━━━ DATA SUPPLIED
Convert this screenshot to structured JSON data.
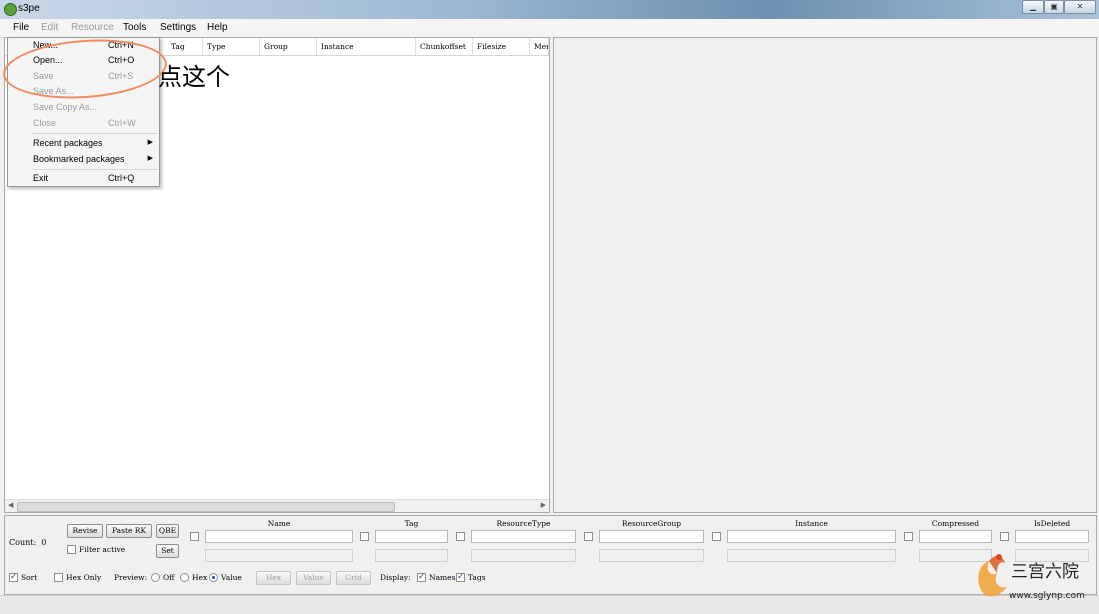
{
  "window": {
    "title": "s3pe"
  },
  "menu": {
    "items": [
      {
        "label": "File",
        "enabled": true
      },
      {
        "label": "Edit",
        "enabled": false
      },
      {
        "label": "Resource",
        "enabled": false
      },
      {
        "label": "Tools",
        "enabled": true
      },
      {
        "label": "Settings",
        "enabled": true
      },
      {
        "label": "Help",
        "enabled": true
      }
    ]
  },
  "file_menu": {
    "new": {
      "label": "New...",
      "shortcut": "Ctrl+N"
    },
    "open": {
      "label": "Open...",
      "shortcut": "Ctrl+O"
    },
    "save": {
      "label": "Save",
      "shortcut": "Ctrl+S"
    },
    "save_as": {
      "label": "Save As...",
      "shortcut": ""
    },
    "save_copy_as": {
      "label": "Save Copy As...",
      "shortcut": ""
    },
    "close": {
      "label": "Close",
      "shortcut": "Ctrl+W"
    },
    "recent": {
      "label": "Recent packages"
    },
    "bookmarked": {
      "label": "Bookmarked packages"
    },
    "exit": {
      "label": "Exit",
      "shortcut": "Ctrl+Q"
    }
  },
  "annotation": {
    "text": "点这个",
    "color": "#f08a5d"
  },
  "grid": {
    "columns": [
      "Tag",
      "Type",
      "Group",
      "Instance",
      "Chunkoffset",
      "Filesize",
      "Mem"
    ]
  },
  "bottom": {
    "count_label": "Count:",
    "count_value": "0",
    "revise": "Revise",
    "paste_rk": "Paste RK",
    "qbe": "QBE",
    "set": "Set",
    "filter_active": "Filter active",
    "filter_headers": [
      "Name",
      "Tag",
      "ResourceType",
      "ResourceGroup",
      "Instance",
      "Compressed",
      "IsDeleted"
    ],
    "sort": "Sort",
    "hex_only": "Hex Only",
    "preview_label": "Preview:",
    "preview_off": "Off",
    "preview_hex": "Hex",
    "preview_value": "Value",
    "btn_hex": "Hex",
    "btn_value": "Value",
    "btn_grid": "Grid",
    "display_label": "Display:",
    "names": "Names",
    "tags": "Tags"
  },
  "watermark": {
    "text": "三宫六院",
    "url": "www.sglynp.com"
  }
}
━━━━━━
Reproduce every entry word for word, but skip any pictures.

Convert this screenshot to structured JSON data.
{
  "window": {
    "title": "s3pe"
  },
  "menu": {
    "items": [
      {
        "label": "File",
        "enabled": true
      },
      {
        "label": "Edit",
        "enabled": false
      },
      {
        "label": "Resource",
        "enabled": false
      },
      {
        "label": "Tools",
        "enabled": true
      },
      {
        "label": "Settings",
        "enabled": true
      },
      {
        "label": "Help",
        "enabled": true
      }
    ]
  },
  "file_menu": {
    "new": {
      "label": "New...",
      "shortcut": "Ctrl+N"
    },
    "open": {
      "label": "Open...",
      "shortcut": "Ctrl+O"
    },
    "save": {
      "label": "Save",
      "shortcut": "Ctrl+S"
    },
    "save_as": {
      "label": "Save As...",
      "shortcut": ""
    },
    "save_copy_as": {
      "label": "Save Copy As...",
      "shortcut": ""
    },
    "close": {
      "label": "Close",
      "shortcut": "Ctrl+W"
    },
    "recent": {
      "label": "Recent packages"
    },
    "bookmarked": {
      "label": "Bookmarked packages"
    },
    "exit": {
      "label": "Exit",
      "shortcut": "Ctrl+Q"
    }
  },
  "annotation": {
    "text": "点这个",
    "color": "#f08a5d"
  },
  "grid": {
    "columns": [
      "Tag",
      "Type",
      "Group",
      "Instance",
      "Chunkoffset",
      "Filesize",
      "Mem"
    ]
  },
  "bottom": {
    "count_label": "Count:",
    "count_value": "0",
    "revise": "Revise",
    "paste_rk": "Paste RK",
    "qbe": "QBE",
    "set": "Set",
    "filter_active": "Filter active",
    "filter_headers": [
      "Name",
      "Tag",
      "ResourceType",
      "ResourceGroup",
      "Instance",
      "Compressed",
      "IsDeleted"
    ],
    "sort": "Sort",
    "hex_only": "Hex Only",
    "preview_label": "Preview:",
    "preview_off": "Off",
    "preview_hex": "Hex",
    "preview_value": "Value",
    "btn_hex": "Hex",
    "btn_value": "Value",
    "btn_grid": "Grid",
    "display_label": "Display:",
    "names": "Names",
    "tags": "Tags"
  },
  "watermark": {
    "text": "三宫六院",
    "url": "www.sglynp.com"
  }
}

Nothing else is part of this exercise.